* _設問一覧_:
1 - 水害時のシロアリ対策に関する文章によると、シロアリにとって水のほかに危険物とされているものは何ですか。
2 - 水害時のシロアリ対策に関する文章を、最後の見出し「・水害はシロアリを動かします。」の後から書き継いでください。

* _提供テキスト_:
§ §

水害時のシロアリ対策の考え方
 台風による水害が手が目立つようになりましたが、床上や床下が浸水した場合、シロアリ対策はどのように考えたらいいのでしょうか。
 ここでは主に、日本の約8割を占めるヤマトシロアリのみの地域について考えます。

・湿気とシロアリ被害は関係ありません。

 床下に水が侵入することで木材が湿ってしまい、シロアリが発生するのではないかと心配される向きもあります。しかし、シロアリは湿気に「発生」するものではありません。どんなに湿気があっても、いないところにはいないのです。
 また、シロアリは水を大いに嫌います。彼ら自身でコントロールできない量の水、多すぎる水は彼らにとっては危険物にほかなりません。だから、庭先の雨の当たる地面では、雨に影響されない木の根の裏側、石やコンクリートの下で生息するのです。
 カビもまたシロアリにとっては危険物です。一旦シロアリがいなくなった蟻道や活動空間にシロアリが戻らないのは、彼らがコントロールできない規模でカビが生えてしまうからです。
 したがって、水没した床下ではシロアリの心配はないし、水が引いた後の湿気や泥もシロアリを「発生」させることはありません。
 一時的なカビは木材を腐らせることはない(木材腐朽菌とカビとは異なる生き物)ので、あまり心配することはありません。
 とりあえずは床下の排水と乾燥に全力を上げることが大切ですが、少々水が残ったり湿っていてもシロアリで心配することはありません。
 そして数年後、床下などの状況を点検すれば安心です。

・防蟻剤を撒く必要はありません。

 シロアリ対策としては、乾燥して従来の湿度に戻った後、数年後に床下を点検して、シロアリの兆候がなければ、とくに防蟻剤を撒く必要はありません。 とくにベタ基礎では、その構造自体に防蟻性能がありますのでなおさらです。
 床下浸水となると、過去に薬剤を散布したときのいわゆる「保証」は失効することがあります。しかし、駆除したのなら死滅していなくなったし、もともといないところにはいないのですから、長期間薬剤が存在する必要はありません。また、防蟻剤に消毒効果はないので、消毒は別途に考える必要があります。

・水害はシロアリを動かします。

§ §

* _データセット記録_:
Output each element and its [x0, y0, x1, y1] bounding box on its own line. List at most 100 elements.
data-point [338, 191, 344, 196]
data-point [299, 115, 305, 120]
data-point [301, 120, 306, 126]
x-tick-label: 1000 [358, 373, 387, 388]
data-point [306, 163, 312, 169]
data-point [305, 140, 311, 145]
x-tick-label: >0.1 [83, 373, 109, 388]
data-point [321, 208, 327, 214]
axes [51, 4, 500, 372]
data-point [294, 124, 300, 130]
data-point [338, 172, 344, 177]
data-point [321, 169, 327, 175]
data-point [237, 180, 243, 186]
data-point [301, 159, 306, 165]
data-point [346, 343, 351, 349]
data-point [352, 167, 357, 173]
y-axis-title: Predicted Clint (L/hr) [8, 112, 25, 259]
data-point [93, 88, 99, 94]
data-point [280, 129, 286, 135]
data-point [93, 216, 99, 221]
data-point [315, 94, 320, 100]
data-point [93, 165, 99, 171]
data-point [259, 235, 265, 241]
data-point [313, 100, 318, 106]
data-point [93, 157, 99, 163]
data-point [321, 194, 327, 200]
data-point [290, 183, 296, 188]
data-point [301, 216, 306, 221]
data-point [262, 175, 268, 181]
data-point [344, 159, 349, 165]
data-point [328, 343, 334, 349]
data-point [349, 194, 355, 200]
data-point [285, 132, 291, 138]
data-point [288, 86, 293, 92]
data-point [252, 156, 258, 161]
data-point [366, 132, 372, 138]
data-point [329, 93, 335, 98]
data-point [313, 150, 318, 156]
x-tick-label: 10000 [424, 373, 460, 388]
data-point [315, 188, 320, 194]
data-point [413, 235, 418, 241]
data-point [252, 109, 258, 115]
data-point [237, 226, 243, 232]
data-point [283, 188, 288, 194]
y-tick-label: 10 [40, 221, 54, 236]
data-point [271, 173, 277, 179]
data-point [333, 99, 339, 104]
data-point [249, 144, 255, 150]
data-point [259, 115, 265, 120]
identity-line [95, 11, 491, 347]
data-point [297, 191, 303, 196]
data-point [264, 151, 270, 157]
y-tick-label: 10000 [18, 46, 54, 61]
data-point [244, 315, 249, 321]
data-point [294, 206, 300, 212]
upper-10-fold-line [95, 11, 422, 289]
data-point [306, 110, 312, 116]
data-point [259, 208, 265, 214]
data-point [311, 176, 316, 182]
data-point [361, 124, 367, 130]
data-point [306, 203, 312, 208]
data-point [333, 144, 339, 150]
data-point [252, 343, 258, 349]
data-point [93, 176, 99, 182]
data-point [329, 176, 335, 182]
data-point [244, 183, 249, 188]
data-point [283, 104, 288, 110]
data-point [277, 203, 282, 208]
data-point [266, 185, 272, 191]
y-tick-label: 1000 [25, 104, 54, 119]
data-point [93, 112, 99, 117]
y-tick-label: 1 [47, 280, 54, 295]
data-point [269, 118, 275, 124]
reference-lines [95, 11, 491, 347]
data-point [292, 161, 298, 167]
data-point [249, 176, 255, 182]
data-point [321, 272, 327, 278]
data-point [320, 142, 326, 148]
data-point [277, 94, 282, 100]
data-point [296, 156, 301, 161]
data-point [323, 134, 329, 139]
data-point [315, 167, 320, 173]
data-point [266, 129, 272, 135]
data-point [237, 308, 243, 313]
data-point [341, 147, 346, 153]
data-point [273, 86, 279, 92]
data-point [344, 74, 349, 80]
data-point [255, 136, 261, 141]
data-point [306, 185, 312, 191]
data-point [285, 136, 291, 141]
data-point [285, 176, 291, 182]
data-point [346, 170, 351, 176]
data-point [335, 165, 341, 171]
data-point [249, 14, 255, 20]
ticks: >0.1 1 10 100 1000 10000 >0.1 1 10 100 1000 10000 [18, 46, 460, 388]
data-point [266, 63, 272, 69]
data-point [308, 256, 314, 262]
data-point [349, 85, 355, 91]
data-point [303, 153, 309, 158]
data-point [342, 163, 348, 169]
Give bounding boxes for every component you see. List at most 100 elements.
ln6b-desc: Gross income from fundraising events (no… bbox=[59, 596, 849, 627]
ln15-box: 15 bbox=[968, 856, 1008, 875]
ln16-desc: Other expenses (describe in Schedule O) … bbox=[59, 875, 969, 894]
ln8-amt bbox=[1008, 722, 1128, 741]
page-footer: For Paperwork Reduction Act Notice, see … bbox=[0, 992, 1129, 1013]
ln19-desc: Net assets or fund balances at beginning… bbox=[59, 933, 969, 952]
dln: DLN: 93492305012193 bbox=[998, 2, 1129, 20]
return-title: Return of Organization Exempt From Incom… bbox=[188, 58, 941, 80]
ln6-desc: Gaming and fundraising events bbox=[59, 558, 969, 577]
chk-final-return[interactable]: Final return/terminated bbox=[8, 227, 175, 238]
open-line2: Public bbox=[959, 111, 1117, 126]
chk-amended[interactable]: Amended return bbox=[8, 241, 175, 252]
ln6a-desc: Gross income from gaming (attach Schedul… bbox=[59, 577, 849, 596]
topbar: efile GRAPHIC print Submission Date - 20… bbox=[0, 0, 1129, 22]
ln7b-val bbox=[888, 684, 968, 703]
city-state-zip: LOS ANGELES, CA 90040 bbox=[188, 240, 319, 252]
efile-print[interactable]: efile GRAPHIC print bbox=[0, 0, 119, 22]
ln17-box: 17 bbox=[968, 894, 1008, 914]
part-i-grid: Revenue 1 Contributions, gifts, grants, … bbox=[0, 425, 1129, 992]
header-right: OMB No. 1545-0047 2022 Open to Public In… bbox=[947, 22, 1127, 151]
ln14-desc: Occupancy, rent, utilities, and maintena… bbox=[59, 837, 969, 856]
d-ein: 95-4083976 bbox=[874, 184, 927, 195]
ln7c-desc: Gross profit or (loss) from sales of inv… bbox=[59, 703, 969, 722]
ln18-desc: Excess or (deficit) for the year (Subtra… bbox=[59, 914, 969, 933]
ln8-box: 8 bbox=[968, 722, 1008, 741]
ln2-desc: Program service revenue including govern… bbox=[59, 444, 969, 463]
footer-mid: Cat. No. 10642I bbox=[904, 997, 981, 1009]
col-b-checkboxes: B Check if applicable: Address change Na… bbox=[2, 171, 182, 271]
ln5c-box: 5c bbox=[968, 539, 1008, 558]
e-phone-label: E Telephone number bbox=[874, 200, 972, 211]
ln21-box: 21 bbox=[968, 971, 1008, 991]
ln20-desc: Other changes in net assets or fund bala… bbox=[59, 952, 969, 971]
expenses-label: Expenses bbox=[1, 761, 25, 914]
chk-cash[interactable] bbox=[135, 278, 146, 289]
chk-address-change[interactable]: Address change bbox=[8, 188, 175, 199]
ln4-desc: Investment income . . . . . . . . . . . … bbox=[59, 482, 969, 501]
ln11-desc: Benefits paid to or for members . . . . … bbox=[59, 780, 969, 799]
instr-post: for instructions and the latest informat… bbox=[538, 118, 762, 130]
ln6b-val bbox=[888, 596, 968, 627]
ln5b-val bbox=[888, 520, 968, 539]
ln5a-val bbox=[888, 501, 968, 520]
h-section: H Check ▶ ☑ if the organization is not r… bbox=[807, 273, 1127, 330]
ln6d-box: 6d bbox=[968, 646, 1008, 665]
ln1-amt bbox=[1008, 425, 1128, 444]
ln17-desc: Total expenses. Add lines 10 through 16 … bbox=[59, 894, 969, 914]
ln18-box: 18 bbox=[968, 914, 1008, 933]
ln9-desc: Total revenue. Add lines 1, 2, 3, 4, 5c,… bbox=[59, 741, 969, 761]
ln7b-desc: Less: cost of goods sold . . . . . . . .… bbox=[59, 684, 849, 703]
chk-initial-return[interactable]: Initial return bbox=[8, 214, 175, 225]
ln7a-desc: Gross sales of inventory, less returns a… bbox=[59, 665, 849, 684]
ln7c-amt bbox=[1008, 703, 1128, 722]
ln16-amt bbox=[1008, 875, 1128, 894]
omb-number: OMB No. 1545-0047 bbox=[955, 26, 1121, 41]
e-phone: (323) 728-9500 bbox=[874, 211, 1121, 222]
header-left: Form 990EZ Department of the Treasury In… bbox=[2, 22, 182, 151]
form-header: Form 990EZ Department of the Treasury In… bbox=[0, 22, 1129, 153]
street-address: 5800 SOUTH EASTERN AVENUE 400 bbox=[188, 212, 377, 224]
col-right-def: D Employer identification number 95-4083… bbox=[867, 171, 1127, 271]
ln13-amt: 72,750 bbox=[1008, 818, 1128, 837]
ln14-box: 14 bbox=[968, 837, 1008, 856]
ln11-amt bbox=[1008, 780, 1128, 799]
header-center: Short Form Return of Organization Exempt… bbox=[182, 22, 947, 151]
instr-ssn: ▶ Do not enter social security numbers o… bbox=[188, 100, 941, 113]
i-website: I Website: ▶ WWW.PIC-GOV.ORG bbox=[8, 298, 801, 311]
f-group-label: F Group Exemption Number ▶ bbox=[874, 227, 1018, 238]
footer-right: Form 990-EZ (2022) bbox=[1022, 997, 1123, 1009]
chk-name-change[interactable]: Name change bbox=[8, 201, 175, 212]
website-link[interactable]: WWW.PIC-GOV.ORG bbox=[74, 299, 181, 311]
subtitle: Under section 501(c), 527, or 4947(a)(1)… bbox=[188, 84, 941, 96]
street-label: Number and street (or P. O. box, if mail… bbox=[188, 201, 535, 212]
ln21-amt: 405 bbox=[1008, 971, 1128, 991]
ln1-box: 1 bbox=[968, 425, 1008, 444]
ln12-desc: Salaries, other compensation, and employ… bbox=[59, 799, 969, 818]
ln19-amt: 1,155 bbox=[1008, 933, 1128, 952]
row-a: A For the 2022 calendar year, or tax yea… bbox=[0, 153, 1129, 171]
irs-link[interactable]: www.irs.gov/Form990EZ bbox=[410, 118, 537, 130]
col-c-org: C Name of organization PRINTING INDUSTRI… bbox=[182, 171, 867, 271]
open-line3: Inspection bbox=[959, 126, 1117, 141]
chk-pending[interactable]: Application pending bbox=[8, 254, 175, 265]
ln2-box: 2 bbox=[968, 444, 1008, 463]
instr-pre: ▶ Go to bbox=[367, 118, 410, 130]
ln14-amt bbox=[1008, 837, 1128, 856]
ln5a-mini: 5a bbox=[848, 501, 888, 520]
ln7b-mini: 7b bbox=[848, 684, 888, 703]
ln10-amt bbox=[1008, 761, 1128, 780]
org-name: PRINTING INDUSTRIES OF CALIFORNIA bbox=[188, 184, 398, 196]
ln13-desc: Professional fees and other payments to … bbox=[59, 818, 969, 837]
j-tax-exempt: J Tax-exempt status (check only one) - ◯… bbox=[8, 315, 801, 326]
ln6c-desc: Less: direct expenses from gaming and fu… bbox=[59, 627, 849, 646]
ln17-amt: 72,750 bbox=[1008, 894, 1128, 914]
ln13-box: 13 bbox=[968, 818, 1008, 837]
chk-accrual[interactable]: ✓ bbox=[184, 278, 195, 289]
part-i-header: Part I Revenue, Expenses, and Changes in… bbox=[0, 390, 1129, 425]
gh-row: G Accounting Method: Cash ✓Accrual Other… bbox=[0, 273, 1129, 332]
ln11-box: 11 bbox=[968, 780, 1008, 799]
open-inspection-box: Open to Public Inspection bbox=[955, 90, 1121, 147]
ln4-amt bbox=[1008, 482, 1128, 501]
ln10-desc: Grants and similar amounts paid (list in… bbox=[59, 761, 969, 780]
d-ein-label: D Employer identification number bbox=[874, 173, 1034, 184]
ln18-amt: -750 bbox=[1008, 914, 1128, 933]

§ §

* _設問別解答_:
1 - カビです。

2 -
 地表が水に覆われるとシロアリもまたかなりの規模で死滅します。しかし運良く生き残ったものは環境変化を察知し、建物に関与するかどうかにかかわらず、環境が安定した後に一気に繁殖・増長します。これは新築工事やリフォーム後の動きと同じです。
 ただ、動くと言っても特殊な事情でもない限り、庭先のヤマトシロアリが建物に侵入しようとして移動するとか、隣家からこちらに移動するということはありません。あくまで、直下のもの、基礎周りのものが動くのです。
 そしてヤマトシロアリ地域では、シロアリが動いてから対処しても、必ずしも「手遅れ」にはなりません。
 いずれにせよ、建物の変化の確認も含めて、数年後の点検の意味は大きいといえます。

・今後建物を立てる場合の工夫

 停電で排水ポンプが使えないことを考えれば、容易に水を排出できる床下の構造が必要です。
 最近ではベタ基礎で風窓のない基礎立ち上がりが多くなりましたが、この場合でも基礎立ち上がりとベタ基礎の接点に排水用の穴(普段は栓をしておく)を開けておけば、周囲の水位が下がり次第排水できます。
 また、床下収納庫や点検口の直下にやや深い窪みや集合舛のような穴を作っておけば、そこから大きなバケツで水が汲み出せます。できればベタ基礎表面に導水用のごく浅い溝を作ってそこにつなげておけばなお効果的です。
 合板は一度水没すると一気に劣化が始まります。したがって、せめて一階のフローリング材や壁材は無垢材にしたほうが有利です。